(Data records)
## begin
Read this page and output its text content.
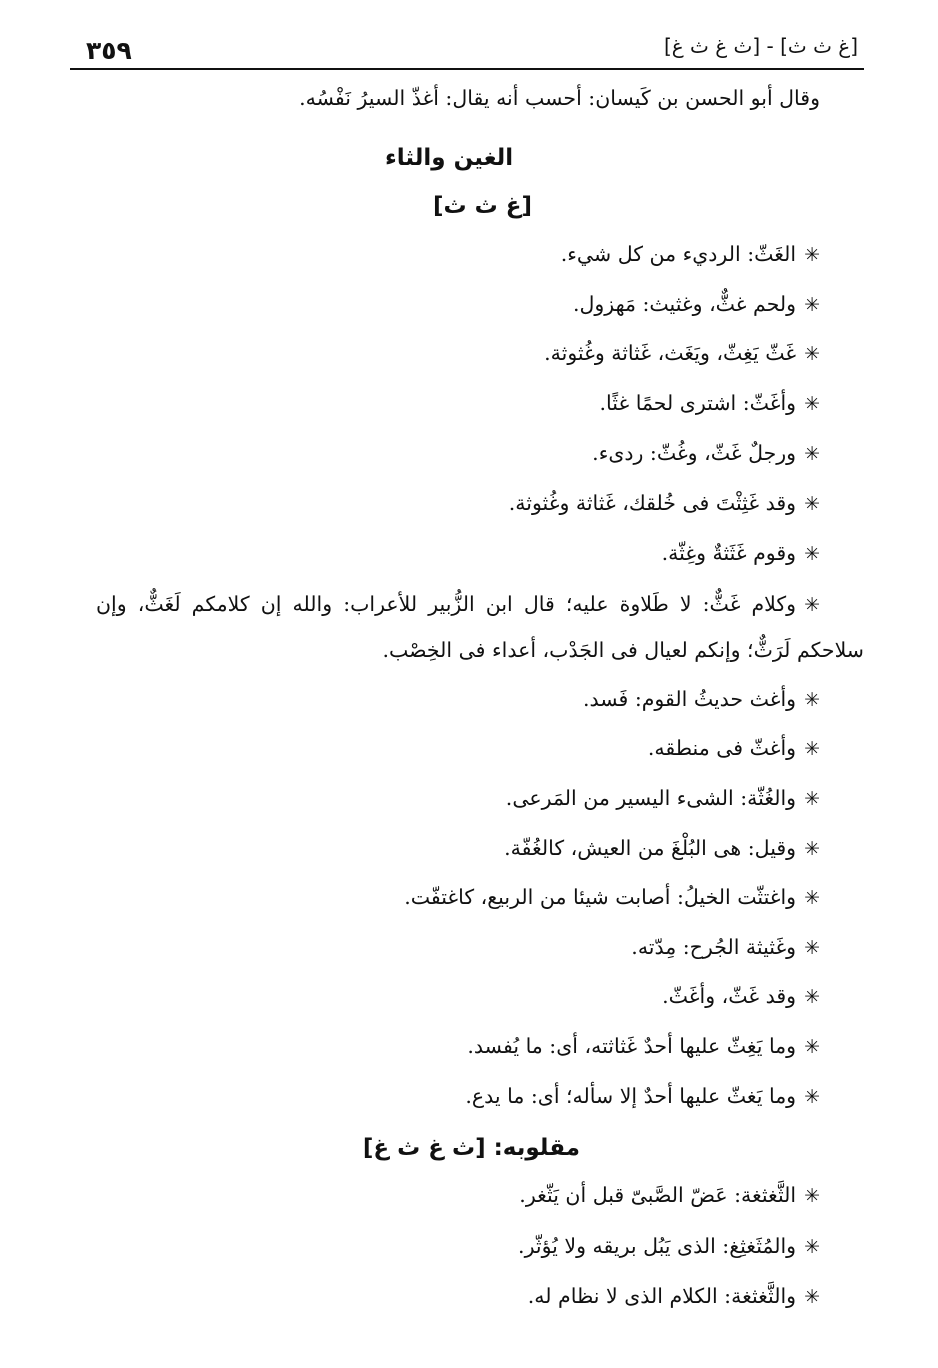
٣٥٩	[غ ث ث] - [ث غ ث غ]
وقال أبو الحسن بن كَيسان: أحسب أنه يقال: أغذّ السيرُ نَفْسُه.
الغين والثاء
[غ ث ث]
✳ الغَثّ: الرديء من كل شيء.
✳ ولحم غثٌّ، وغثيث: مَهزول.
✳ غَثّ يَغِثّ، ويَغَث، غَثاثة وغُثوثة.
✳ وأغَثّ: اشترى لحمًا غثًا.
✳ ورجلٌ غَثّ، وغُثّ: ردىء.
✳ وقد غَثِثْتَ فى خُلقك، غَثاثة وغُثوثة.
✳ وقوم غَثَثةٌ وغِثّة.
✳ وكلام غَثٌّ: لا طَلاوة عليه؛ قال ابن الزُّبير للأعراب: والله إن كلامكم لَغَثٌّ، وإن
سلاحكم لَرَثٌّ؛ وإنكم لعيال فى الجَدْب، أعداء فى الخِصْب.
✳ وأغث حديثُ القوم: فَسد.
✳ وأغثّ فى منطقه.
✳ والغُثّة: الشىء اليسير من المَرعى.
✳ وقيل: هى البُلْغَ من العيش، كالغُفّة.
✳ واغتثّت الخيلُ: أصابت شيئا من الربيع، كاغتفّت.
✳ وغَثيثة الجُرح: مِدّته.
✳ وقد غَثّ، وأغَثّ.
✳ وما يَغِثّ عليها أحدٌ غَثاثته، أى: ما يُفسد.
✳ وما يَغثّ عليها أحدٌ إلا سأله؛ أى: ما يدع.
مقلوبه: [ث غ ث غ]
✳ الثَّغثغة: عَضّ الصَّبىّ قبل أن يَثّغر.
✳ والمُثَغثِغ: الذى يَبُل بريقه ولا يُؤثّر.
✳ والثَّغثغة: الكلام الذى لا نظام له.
## end
## begin
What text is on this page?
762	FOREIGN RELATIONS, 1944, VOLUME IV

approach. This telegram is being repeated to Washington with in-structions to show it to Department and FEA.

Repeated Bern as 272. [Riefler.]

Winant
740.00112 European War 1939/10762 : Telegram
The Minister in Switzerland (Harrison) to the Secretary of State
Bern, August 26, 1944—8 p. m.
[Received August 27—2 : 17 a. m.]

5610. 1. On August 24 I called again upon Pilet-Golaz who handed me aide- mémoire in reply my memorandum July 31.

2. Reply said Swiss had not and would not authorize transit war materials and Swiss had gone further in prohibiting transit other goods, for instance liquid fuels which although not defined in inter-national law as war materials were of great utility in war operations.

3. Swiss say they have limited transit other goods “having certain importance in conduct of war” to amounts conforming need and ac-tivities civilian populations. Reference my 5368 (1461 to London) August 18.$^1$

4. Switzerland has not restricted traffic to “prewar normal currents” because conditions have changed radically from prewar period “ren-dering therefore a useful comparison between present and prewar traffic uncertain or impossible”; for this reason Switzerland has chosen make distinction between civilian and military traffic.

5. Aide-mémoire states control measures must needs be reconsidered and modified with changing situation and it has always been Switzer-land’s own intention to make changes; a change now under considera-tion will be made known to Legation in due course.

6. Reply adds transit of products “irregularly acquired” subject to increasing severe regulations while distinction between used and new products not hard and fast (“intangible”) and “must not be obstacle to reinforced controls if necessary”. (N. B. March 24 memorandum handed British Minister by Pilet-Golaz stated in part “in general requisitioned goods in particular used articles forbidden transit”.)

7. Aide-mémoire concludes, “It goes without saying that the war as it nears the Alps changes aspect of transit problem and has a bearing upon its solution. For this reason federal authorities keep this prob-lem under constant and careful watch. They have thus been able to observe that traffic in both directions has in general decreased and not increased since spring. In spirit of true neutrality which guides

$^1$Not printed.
## end
## begin
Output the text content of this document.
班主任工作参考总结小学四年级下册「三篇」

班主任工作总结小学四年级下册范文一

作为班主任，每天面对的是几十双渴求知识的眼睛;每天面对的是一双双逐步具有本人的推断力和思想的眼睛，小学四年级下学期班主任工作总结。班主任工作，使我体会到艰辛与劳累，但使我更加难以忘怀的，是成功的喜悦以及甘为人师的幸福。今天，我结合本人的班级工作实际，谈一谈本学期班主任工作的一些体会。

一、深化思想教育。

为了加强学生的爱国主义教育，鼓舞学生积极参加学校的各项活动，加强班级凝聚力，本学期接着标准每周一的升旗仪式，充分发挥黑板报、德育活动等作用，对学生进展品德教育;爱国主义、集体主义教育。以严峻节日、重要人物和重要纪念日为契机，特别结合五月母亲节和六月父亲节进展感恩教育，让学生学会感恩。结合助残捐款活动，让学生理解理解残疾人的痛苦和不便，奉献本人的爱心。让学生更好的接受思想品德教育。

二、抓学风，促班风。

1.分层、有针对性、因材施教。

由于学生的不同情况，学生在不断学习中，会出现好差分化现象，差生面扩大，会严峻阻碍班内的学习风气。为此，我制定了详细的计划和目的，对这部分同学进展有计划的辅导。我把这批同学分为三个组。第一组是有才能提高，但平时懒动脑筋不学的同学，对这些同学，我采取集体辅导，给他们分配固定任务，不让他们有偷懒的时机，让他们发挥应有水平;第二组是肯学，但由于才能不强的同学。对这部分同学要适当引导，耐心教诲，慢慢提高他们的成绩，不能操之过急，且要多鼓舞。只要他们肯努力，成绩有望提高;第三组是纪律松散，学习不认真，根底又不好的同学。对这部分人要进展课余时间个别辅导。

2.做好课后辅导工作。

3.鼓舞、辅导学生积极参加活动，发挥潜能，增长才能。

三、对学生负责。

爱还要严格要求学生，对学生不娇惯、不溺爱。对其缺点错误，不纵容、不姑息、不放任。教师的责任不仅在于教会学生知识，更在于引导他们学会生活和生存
## end
EXERCISE AIM: Lines of the material that contain the word "civilian" are to be gathered.

THE COMPLETED TASK:
3. Swiss say they have limited transit other goods “having certain importance in conduct of war” to amounts conforming need and ac-tivities civilian populations. Reference my 5368 (1461 to London) August 18.$^1$
4. Switzerland has not restricted traffic to “prewar normal currents” because conditions have changed radically from prewar period “ren-dering therefore a useful comparison between present and prewar traffic uncertain or impossible”; for this reason Switzerland has chosen make distinction between civilian and military traffic.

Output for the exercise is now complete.